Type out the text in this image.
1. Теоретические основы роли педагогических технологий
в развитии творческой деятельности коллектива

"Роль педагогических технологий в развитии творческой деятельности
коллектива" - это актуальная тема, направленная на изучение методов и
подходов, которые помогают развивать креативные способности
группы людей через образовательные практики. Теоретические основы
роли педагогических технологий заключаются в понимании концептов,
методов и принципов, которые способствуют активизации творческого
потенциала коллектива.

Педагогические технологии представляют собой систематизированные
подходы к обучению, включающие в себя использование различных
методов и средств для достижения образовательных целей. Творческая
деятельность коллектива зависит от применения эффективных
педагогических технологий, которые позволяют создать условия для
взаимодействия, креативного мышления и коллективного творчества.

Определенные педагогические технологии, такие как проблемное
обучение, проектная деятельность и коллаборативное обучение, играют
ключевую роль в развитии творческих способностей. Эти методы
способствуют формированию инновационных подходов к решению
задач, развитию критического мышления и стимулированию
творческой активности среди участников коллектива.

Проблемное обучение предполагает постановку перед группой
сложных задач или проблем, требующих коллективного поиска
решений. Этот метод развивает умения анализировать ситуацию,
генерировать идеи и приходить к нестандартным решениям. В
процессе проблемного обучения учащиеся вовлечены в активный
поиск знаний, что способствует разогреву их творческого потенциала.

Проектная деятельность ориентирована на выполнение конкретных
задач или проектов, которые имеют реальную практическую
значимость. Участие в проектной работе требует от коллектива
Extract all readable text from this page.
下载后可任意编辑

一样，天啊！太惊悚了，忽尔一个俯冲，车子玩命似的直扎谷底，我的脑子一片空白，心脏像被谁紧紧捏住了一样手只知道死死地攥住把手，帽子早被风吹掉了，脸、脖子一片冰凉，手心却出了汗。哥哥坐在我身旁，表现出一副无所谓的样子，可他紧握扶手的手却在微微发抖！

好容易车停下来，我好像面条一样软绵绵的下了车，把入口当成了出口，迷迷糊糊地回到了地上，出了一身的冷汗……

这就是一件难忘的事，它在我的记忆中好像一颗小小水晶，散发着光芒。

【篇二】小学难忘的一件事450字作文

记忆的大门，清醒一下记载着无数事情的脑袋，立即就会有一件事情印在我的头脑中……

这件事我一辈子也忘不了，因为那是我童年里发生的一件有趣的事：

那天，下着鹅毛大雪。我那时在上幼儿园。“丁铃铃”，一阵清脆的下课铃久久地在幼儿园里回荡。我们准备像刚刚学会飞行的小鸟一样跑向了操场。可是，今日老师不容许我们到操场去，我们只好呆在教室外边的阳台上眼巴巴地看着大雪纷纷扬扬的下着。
══════════
From the listing above, copy every line that holds the string "педагогических".

1. Теоретические основы роли педагогических технологий
"Роль педагогических технологий в развитии творческой деятельности
роли педагогических технологий заключаются в понимании концептов,
педагогических технологий, которые позволяют создать условия для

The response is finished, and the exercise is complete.